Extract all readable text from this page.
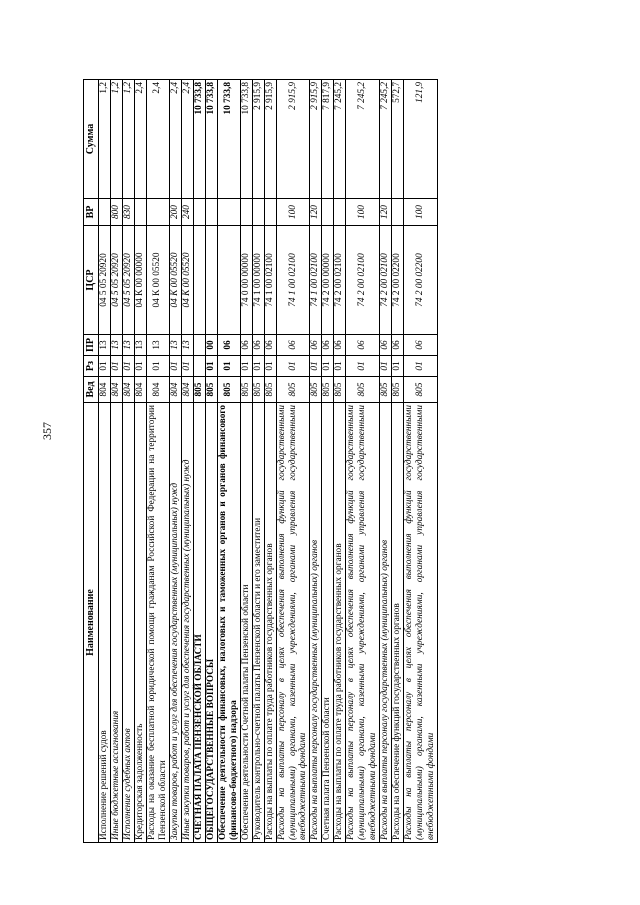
357
Наименование	Вед	Рз	ПР	ЦСР	ВР	Сумма
Исполнение решений судов	804	01	13	04 5 05 20920		1,2
Иные бюджетные ассигнования	804	01	13	04 5 05 20920	800	1,2
Исполнение судебных актов	804	01	13	04 5 05 20920	830	1,2
Кредиторская задолженность	804	01	13	04 К 00 00000		2,4
Расходы на оказание бесплатной юридической помощи гражданам Российской Федерации на территории Пензенской области	804	01	13	04 К 00 05520		2,4
Закупка товаров, работ и услуг для обеспечения государственных (муниципальных) нужд	804	01	13	04 К 00 05520	200	2,4
Иные закупки товаров, работ и услуг для обеспечения государственных (муниципальных) нужд	804	01	13	04 К 00 05520	240	2,4
СЧЕТНАЯ ПАЛАТА ПЕНЗЕНСКОЙ ОБЛАСТИ	805					10 733,8
ОБЩЕГОСУДАРСТВЕННЫЕ ВОПРОСЫ	805	01	00			10 733,8
Обеспечение деятельности финансовых, налоговых и таможенных органов и органов финансового (финансово-бюджетного) надзора	805	01	06			10 733,8
Обеспечение деятельности Счетной палаты Пензенской области	805	01	06	74 0 00 00000		10 733,8
Руководитель контрольно-счетной палаты Пензенской области и его заместители	805	01	06	74 1 00 00000		2 915,9
Расходы на выплаты по оплате труда работников государственных органов	805	01	06	74 1 00 02100		2 915,9
Расходы на выплаты персоналу в целях обеспечения выполнения функций государственными (муниципальными) органами, казенными учреждениями, органами управления государственными внебюджетными фондами	805	01	06	74 1 00 02100	100	2 915,9
Расходы на выплаты персоналу государственных (муниципальных) органов	805	01	06	74 1 00 02100	120	2 915,9
Счетная палата Пензенской области	805	01	06	74 2 00 00000		7 817,9
Расходы на выплаты по оплате труда работников государственных органов	805	01	06	74 2 00 02100		7 245,2
Расходы на выплаты персоналу в целях обеспечения выполнения функций государственными (муниципальными) органами, казенными учреждениями, органами управления государственными внебюджетными фондами	805	01	06	74 2 00 02100	100	7 245,2
Расходы на выплаты персоналу государственных (муниципальных) органов	805	01	06	74 2 00 02100	120	7 245,2
Расходы на обеспечение функций государственных органов	805	01	06	74 2 00 02200		572,7
Расходы на выплаты персоналу в целях обеспечения выполнения функций государственными (муниципальными) органами, казенными учреждениями, органами управления государственными внебюджетными фондами	805	01	06	74 2 00 02200	100	121,9
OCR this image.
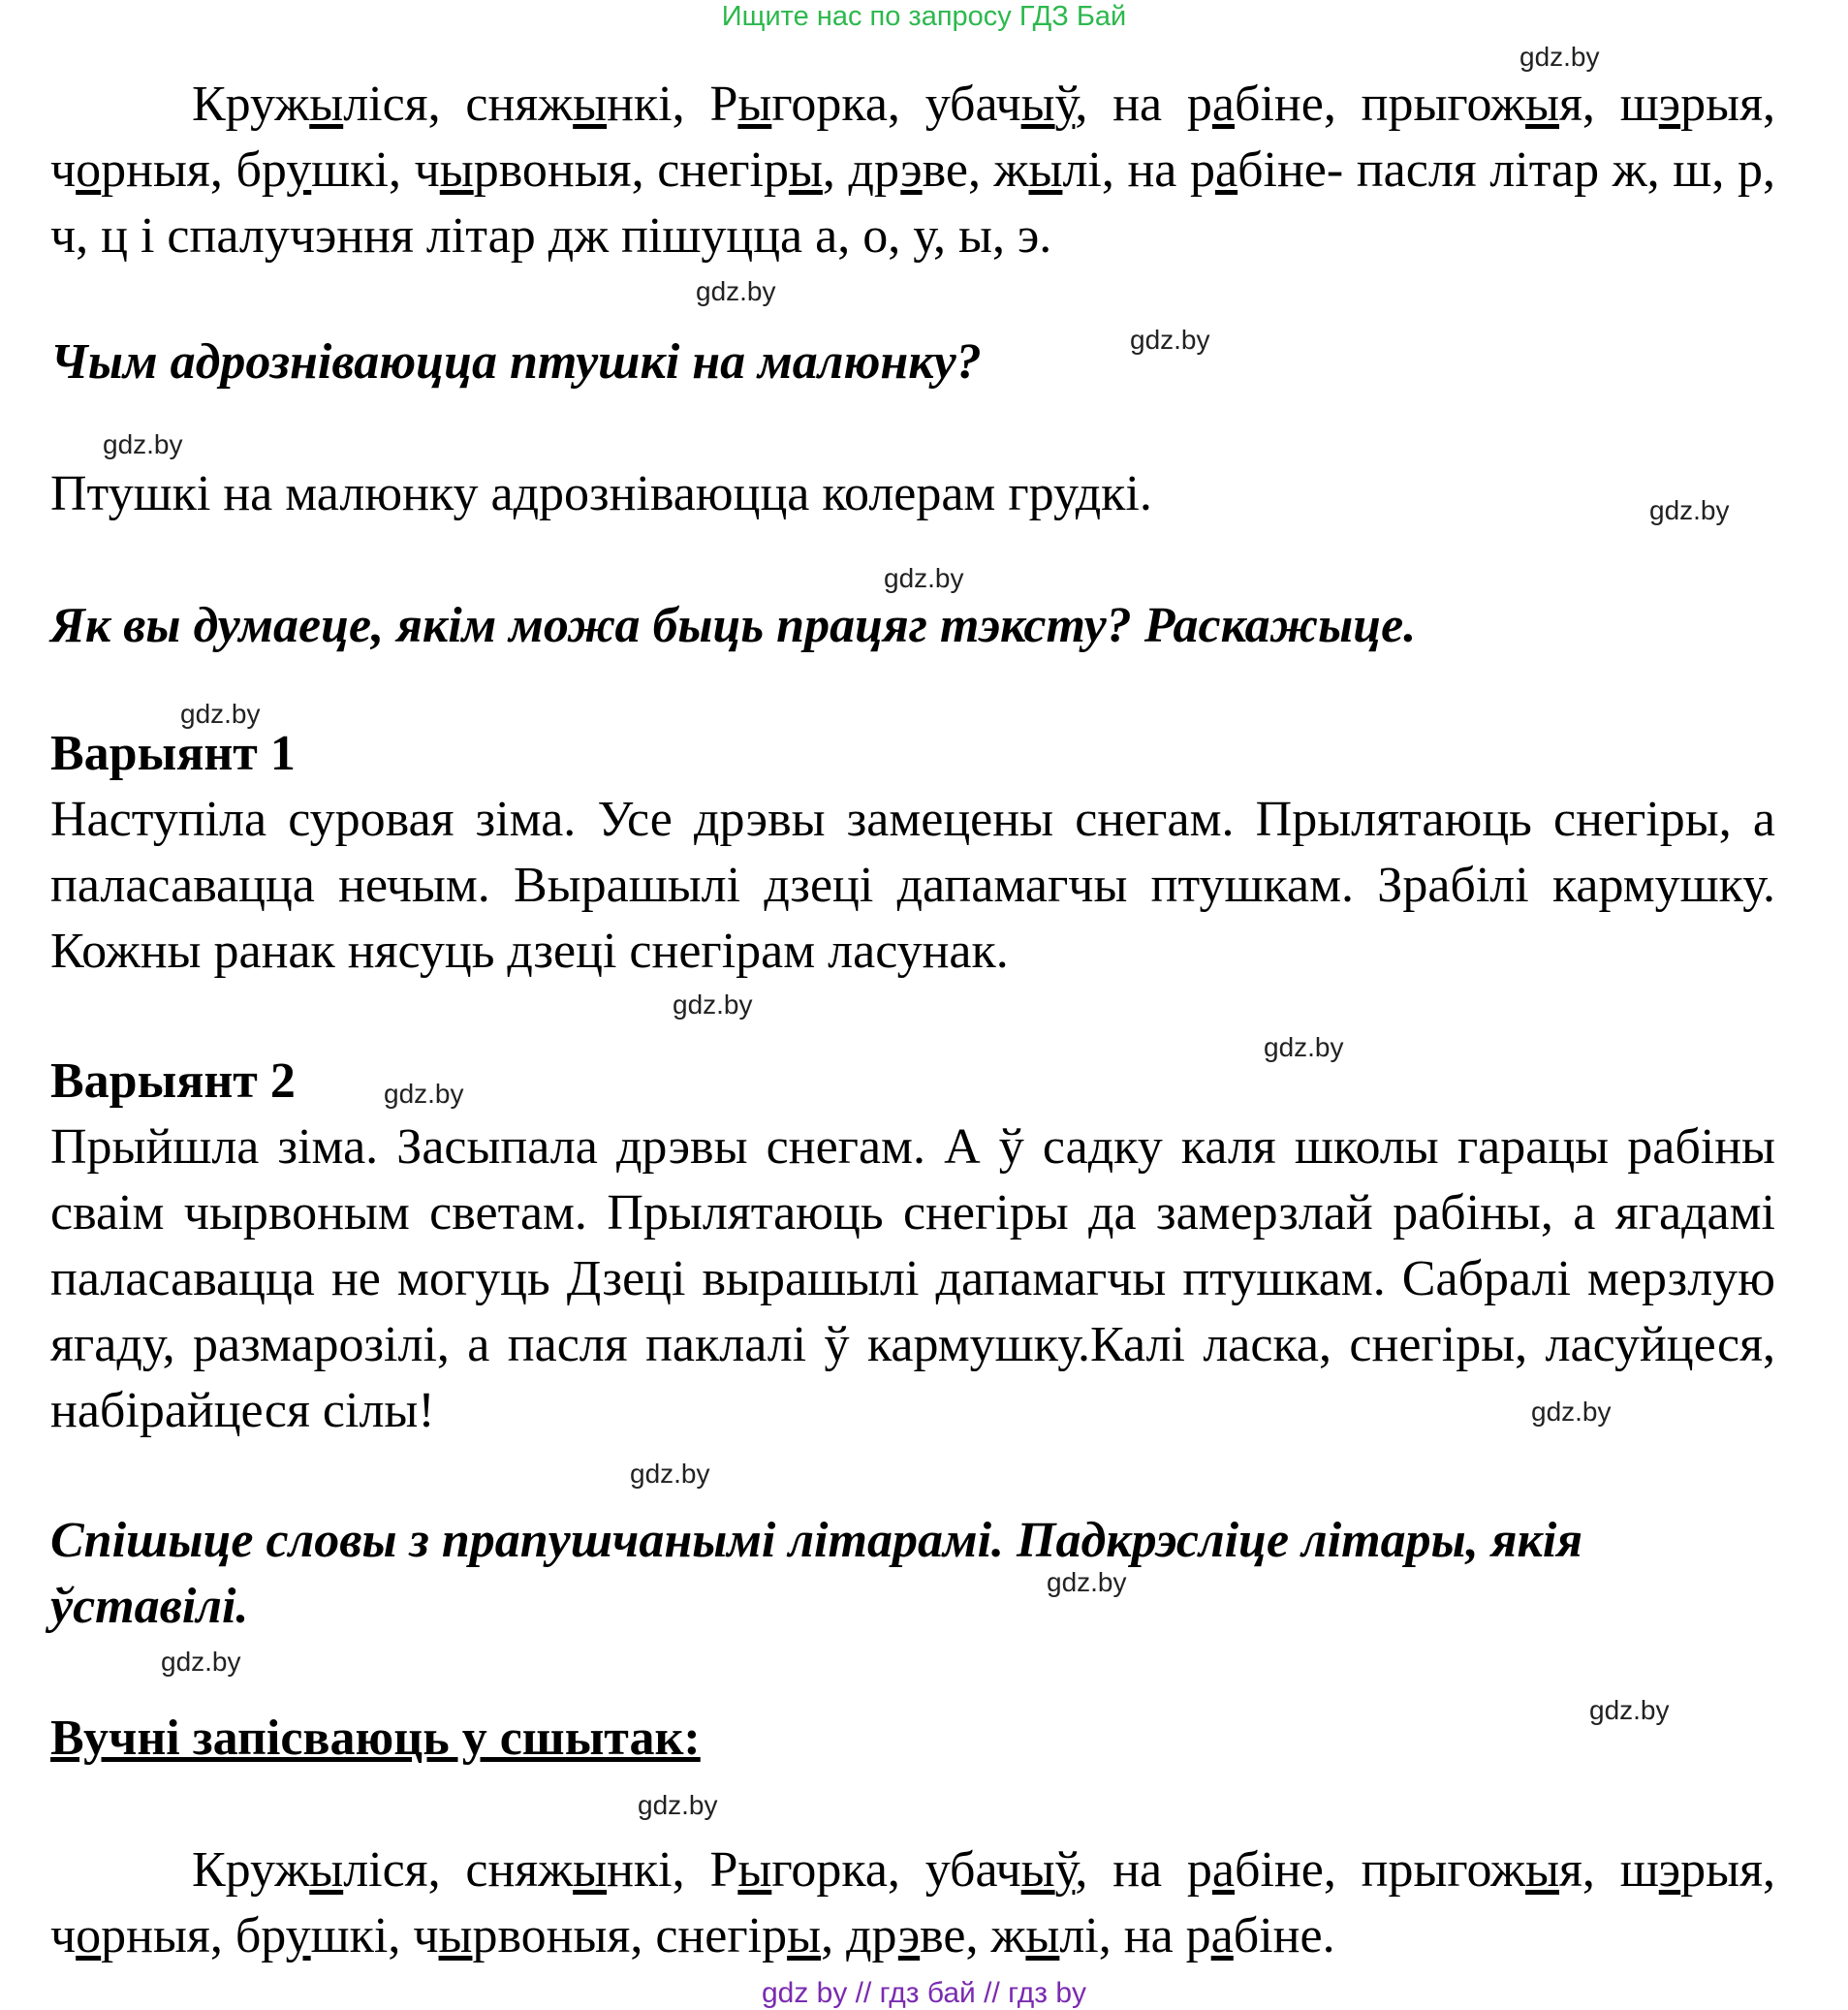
Ищите нас по запросу ГДЗ Бай
Кружыліся, сняжынкі, Рыгорка, убачыў, на рабіне, прыгожыя, шэрыя, чорныя, брушкі, чырвоныя, снегіры, дрэве, жылі, на рабіне- пасля літар ж, ш, р, ч, ц і спалучэння літар дж пішуцца а, о, у, ы, э.
Чым адрозніваюцца птушкі на малюнку?
Птушкі на малюнку адрозніваюцца колерам грудкі.
Як вы думаеце, якім можа быць працяг тэксту? Раскажыце.
Варыянт 1
Наступіла суровая зіма. Усе дрэвы замецены снегам. Прылятаюць снегіры, а паласавацца нечым. Вырашылі дзеці дапамагчы птушкам. Зрабілі кармушку. Кожны ранак нясуць дзеці снегірам ласунак.
Варыянт 2
Прыйшла зіма. Засыпала дрэвы снегам. А ў садку каля школы гарацы рабіны сваім чырвоным светам. Прылятаюць снегіры да замерзлай рабіны, а ягадамі паласавацца не могуць Дзеці вырашылі дапамагчы птушкам. Сабралі мерзлую ягаду, размарозілі, а пасля паклалі ў кармушку.Калі ласка, снегіры, ласуйцеся, набірайцеся сілы!
Спішыце словы з прапушчанымі літарамі. Падкрэсліце літары, якія ўставілі.
Вучні запісваюць у сшытак:
Кружыліся, сняжынкі, Рыгорка, убачыў, на рабіне, прыгожыя, шэрыя, чорныя, брушкі, чырвоныя, снегіры, дрэве, жылі, на рабіне.
gdz.by
gdz.by
gdz.by
gdz.by
gdz.by
gdz.by
gdz.by
gdz.by
gdz.by
gdz.by
gdz.by
gdz.by
gdz.by
gdz.by
gdz.by
gdz.by
gdz by // гдз бай // гдз by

────────────────────

Task description |
Leaving aside the images, write out the entries above word for word.

Exercise response |
Extract all readable text from this page.
357
Наименование	Вед	Рз	ПР	ЦСР	ВР	Сумма
Исполнение решений судов	804	01	13	04 5 05 20920		1,2
Иные бюджетные ассигнования	804	01	13	04 5 05 20920	800	1,2
Исполнение судебных актов	804	01	13	04 5 05 20920	830	1,2
Кредиторская задолженность	804	01	13	04 К 00 00000		2,4
Расходы на оказание бесплатной юридической помощи гражданам Российской Федерации на территории Пензенской области	804	01	13	04 К 00 05520		2,4
Закупка товаров, работ и услуг для обеспечения государственных (муниципальных) нужд	804	01	13	04 К 00 05520	200	2,4
Иные закупки товаров, работ и услуг для обеспечения государственных (муниципальных) нужд	804	01	13	04 К 00 05520	240	2,4
СЧЕТНАЯ ПАЛАТА ПЕНЗЕНСКОЙ ОБЛАСТИ	805					10 733,8
ОБЩЕГОСУДАРСТВЕННЫЕ ВОПРОСЫ	805	01	00			10 733,8
Обеспечение деятельности финансовых, налоговых и таможенных органов и органов финансового (финансово-бюджетного) надзора	805	01	06			10 733,8
Обеспечение деятельности Счетной палаты Пензенской области	805	01	06	74 0 00 00000		10 733,8
Руководитель контрольно-счетной палаты Пензенской области и его заместители	805	01	06	74 1 00 00000		2 915,9
Расходы на выплаты по оплате труда работников государственных органов	805	01	06	74 1 00 02100		2 915,9
Расходы на выплаты персоналу в целях обеспечения выполнения функций государственными (муниципальными) органами, казенными учреждениями, органами управления государственными внебюджетными фондами	805	01	06	74 1 00 02100	100	2 915,9
Расходы на выплаты персоналу государственных (муниципальных) органов	805	01	06	74 1 00 02100	120	2 915,9
Счетная палата Пензенской области	805	01	06	74 2 00 00000		7 817,9
Расходы на выплаты по оплате труда работников государственных органов	805	01	06	74 2 00 02100		7 245,2
Расходы на выплаты персоналу в целях обеспечения выполнения функций государственными (муниципальными) органами, казенными учреждениями, органами управления государственными внебюджетными фондами	805	01	06	74 2 00 02100	100	7 245,2
Расходы на выплаты персоналу государственных (муниципальных) органов	805	01	06	74 2 00 02100	120	7 245,2
Расходы на обеспечение функций государственных органов	805	01	06	74 2 00 02200		572,7
Расходы на выплаты персоналу в целях обеспечения выполнения функций государственными (муниципальными) органами, казенными учреждениями, органами управления государственными внебюджетными фондами	805	01	06	74 2 00 02200	100	121,9
OCR this image.
Ищите нас по запросу ГДЗ Бай
Кружыліся, сняжынкі, Рыгорка, убачыў, на рабіне, прыгожыя, шэрыя, чорныя, брушкі, чырвоныя, снегіры, дрэве, жылі, на рабіне- пасля літар ж, ш, р, ч, ц і спалучэння літар дж пішуцца а, о, у, ы, э.
Чым адрозніваюцца птушкі на малюнку?
Птушкі на малюнку адрозніваюцца колерам грудкі.
Як вы думаеце, якім можа быць працяг тэксту? Раскажыце.
Варыянт 1
Наступіла суровая зіма. Усе дрэвы замецены снегам. Прылятаюць снегіры, а паласавацца нечым. Вырашылі дзеці дапамагчы птушкам. Зрабілі кармушку. Кожны ранак нясуць дзеці снегірам ласунак.
Варыянт 2
Прыйшла зіма. Засыпала дрэвы снегам. А ў садку каля школы гарацы рабіны сваім чырвоным светам. Прылятаюць снегіры да замерзлай рабіны, а ягадамі паласавацца не могуць Дзеці вырашылі дапамагчы птушкам. Сабралі мерзлую ягаду, размарозілі, а пасля паклалі ў кармушку.Калі ласка, снегіры, ласуйцеся, набірайцеся сілы!
Спішыце словы з прапушчанымі літарамі. Падкрэсліце літары, якія ўставілі.
Вучні запісваюць у сшытак:
Кружыліся, сняжынкі, Рыгорка, убачыў, на рабіне, прыгожыя, шэрыя, чорныя, брушкі, чырвоныя, снегіры, дрэве, жылі, на рабіне.
gdz.by
gdz.by
gdz.by
gdz.by
gdz.by
gdz.by
gdz.by
gdz.by
gdz.by
gdz.by
gdz.by
gdz.by
gdz.by
gdz.by
gdz.by
gdz.by
gdz by // гдз бай // гдз by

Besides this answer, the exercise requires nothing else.